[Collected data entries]
══════════

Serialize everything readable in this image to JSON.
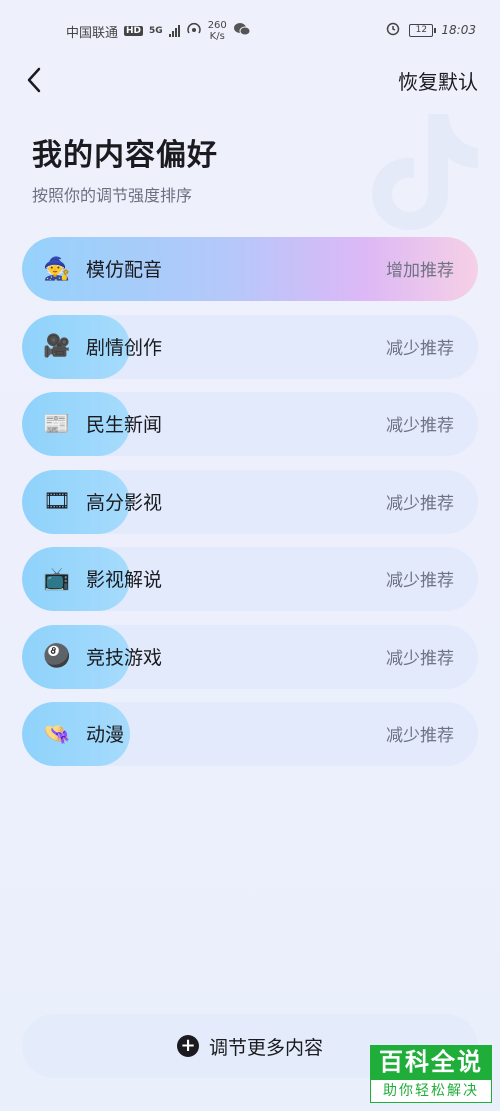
{
  "status_bar": {
    "carrier": "中国联通",
    "hd": "HD",
    "network": "5G",
    "speed_value": "260",
    "speed_unit": "K/s",
    "battery": "12",
    "time": "18:03"
  },
  "header": {
    "back_icon": "chevron-left-icon",
    "reset_label": "恢复默认"
  },
  "title": "我的内容偏好",
  "subtitle": "按照你的调节强度排序",
  "items": [
    {
      "icon": "🧙",
      "icon_name": "wizard-icon",
      "label": "模仿配音",
      "action": "增加推荐",
      "state": "increase"
    },
    {
      "icon": "🎥",
      "icon_name": "movie-camera-icon",
      "label": "剧情创作",
      "action": "减少推荐",
      "state": "decrease"
    },
    {
      "icon": "📰",
      "icon_name": "newspaper-icon",
      "label": "民生新闻",
      "action": "减少推荐",
      "state": "decrease"
    },
    {
      "icon": "🎞",
      "icon_name": "film-strip-icon",
      "label": "高分影视",
      "action": "减少推荐",
      "state": "decrease"
    },
    {
      "icon": "📺",
      "icon_name": "television-icon",
      "label": "影视解说",
      "action": "减少推荐",
      "state": "decrease"
    },
    {
      "icon": "🎱",
      "icon_name": "billiard-ball-icon",
      "label": "竞技游戏",
      "action": "减少推荐",
      "state": "decrease"
    },
    {
      "icon": "👒",
      "icon_name": "straw-hat-icon",
      "label": "动漫",
      "action": "减少推荐",
      "state": "decrease"
    }
  ],
  "more_button": {
    "icon": "plus-circle-icon",
    "label": "调节更多内容"
  },
  "watermark": {
    "top": "百科全说",
    "bottom": "助你轻松解决"
  },
  "colors": {
    "increase_gradient": [
      "#95d2fb",
      "#dcb8f6",
      "#f6d0e5"
    ],
    "decrease_fill": "#8fd2fb",
    "pill_bg": "#e2eafc"
  }
}
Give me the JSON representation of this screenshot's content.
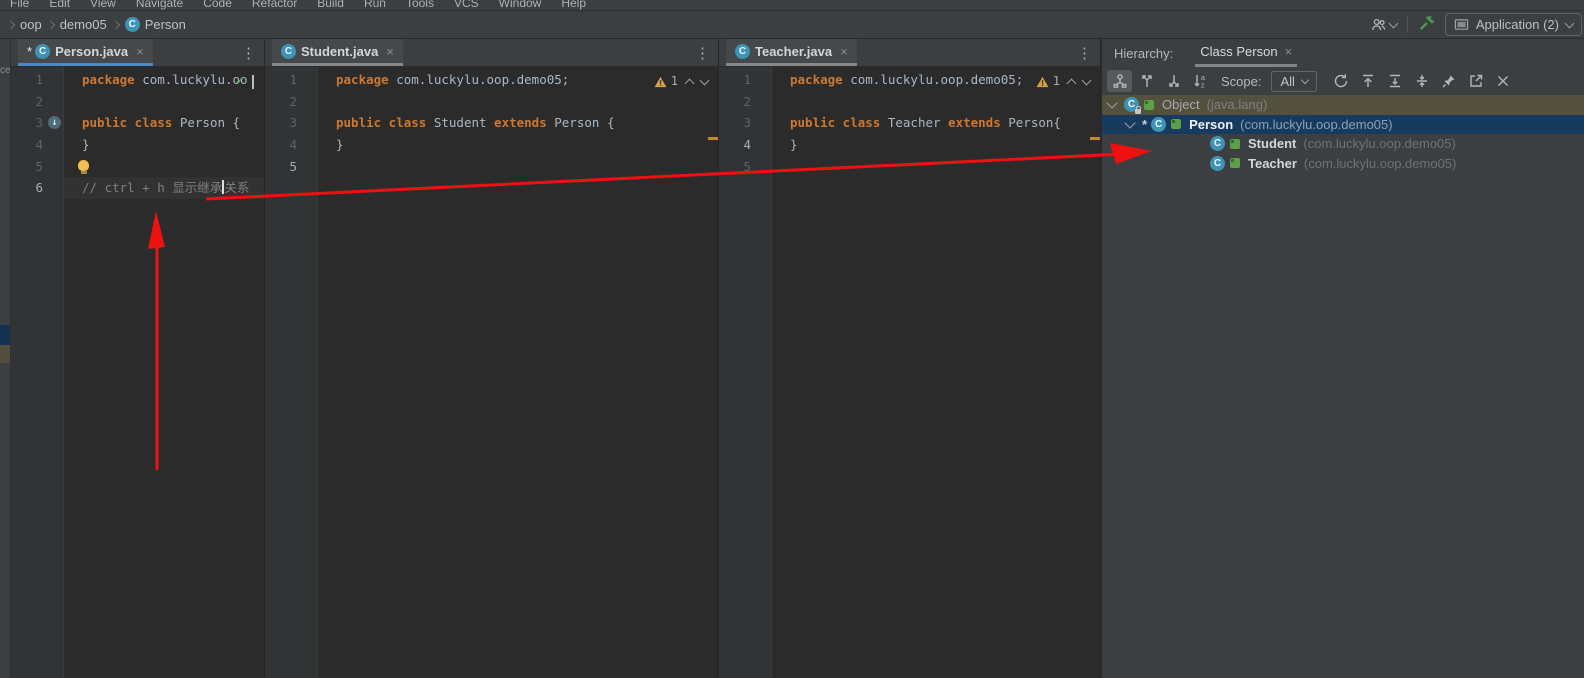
{
  "window": {
    "menu_items": [
      "File",
      "Edit",
      "View",
      "Navigate",
      "Code",
      "Refactor",
      "Build",
      "Run",
      "Tools",
      "VCS",
      "Window",
      "Help"
    ],
    "breadcrumbs": [
      "oop",
      "demo05",
      "Person"
    ],
    "left_stripe_fragment": "ce",
    "run_widget": {
      "config_label": "Application (2)"
    }
  },
  "editors": [
    {
      "tab": "Person.java",
      "modified": true,
      "focused": true,
      "current_line": 6,
      "right_widget": {
        "type": "ok"
      },
      "lines": [
        {
          "n": 1,
          "tokens": [
            [
              "kw",
              "package"
            ],
            [
              "pl",
              " com.luckylu.oo"
            ]
          ]
        },
        {
          "n": 2,
          "tokens": []
        },
        {
          "n": 3,
          "tokens": [
            [
              "kw",
              "public class"
            ],
            [
              "pl",
              " Person {"
            ]
          ],
          "gutter_icon": "subclassed-icon"
        },
        {
          "n": 4,
          "tokens": [
            [
              "pl",
              "}"
            ]
          ]
        },
        {
          "n": 5,
          "tokens": [],
          "bulb": true
        },
        {
          "n": 6,
          "tokens": [
            [
              "cm",
              "// ctrl + h 显示继承"
            ],
            [
              "caret",
              ""
            ],
            [
              "cm",
              "关系"
            ]
          ]
        }
      ]
    },
    {
      "tab": "Student.java",
      "modified": false,
      "focused": false,
      "current_line": 5,
      "right_widget": {
        "type": "warn",
        "count": "1"
      },
      "scroll_tick_y": 70,
      "lines": [
        {
          "n": 1,
          "tokens": [
            [
              "kw",
              "package"
            ],
            [
              "pl",
              " com.luckylu.oop.demo05;"
            ]
          ]
        },
        {
          "n": 2,
          "tokens": []
        },
        {
          "n": 3,
          "tokens": [
            [
              "kw",
              "public class"
            ],
            [
              "pl",
              " Student "
            ],
            [
              "kw",
              "extends"
            ],
            [
              "pl",
              " Person {"
            ]
          ]
        },
        {
          "n": 4,
          "tokens": [
            [
              "pl",
              "}"
            ]
          ]
        },
        {
          "n": 5,
          "tokens": []
        }
      ]
    },
    {
      "tab": "Teacher.java",
      "modified": false,
      "focused": false,
      "current_line": 4,
      "right_widget": {
        "type": "warn",
        "count": "1"
      },
      "scroll_tick_y": 70,
      "lines": [
        {
          "n": 1,
          "tokens": [
            [
              "kw",
              "package"
            ],
            [
              "pl",
              " com.luckylu.oop.demo05;"
            ]
          ]
        },
        {
          "n": 2,
          "tokens": []
        },
        {
          "n": 3,
          "tokens": [
            [
              "kw",
              "public class"
            ],
            [
              "pl",
              " Teacher "
            ],
            [
              "kw",
              "extends"
            ],
            [
              "pl",
              " Person{"
            ]
          ]
        },
        {
          "n": 4,
          "tokens": [
            [
              "pl",
              "}"
            ]
          ]
        },
        {
          "n": 5,
          "tokens": []
        }
      ]
    }
  ],
  "hierarchy": {
    "label": "Hierarchy:",
    "tab": "Class Person",
    "toolbar": {
      "left_icons": [
        "class-hierarchy-icon",
        "supertypes-hierarchy-icon",
        "subtypes-hierarchy-icon",
        "sort-alphabetically-icon"
      ],
      "selected_icon": "class-hierarchy-icon",
      "scope_label": "Scope:",
      "scope_value": "All",
      "right_icons": [
        "refresh-icon",
        "base-on-this-class-icon",
        "expand-all-icon",
        "collapse-all-icon",
        "pin-icon",
        "open-in-editor-icon",
        "close-icon"
      ]
    },
    "tree": [
      {
        "name": "Object",
        "pkg": "(java.lang)",
        "level": 0,
        "chevron": true,
        "final_lock": true,
        "row_style": "base"
      },
      {
        "name": "Person",
        "pkg": "(com.luckylu.oop.demo05)",
        "level": 1,
        "chevron": true,
        "star": true,
        "row_style": "selected"
      },
      {
        "name": "Student",
        "pkg": "(com.luckylu.oop.demo05)",
        "level": 2,
        "row_style": "normal"
      },
      {
        "name": "Teacher",
        "pkg": "(com.luckylu.oop.demo05)",
        "level": 2,
        "row_style": "normal"
      }
    ]
  },
  "colors": {
    "keyword": "#cc7832",
    "plain": "#a9b7c6",
    "comment": "#808080",
    "selection_row": "#173a5f",
    "base_row": "#53503e",
    "warn_tick": "#c8862a",
    "annotation": "#ee1111",
    "hammer": "#499C54"
  }
}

══════════

What to do:
Find the lines above that include the string "Person" and copy them.

Result:
      "Person"
      "tab": "Person.java",
              " Person {"
              " Person {"
              " Person{"
    "tab": "Class Person",
        "name": "Person",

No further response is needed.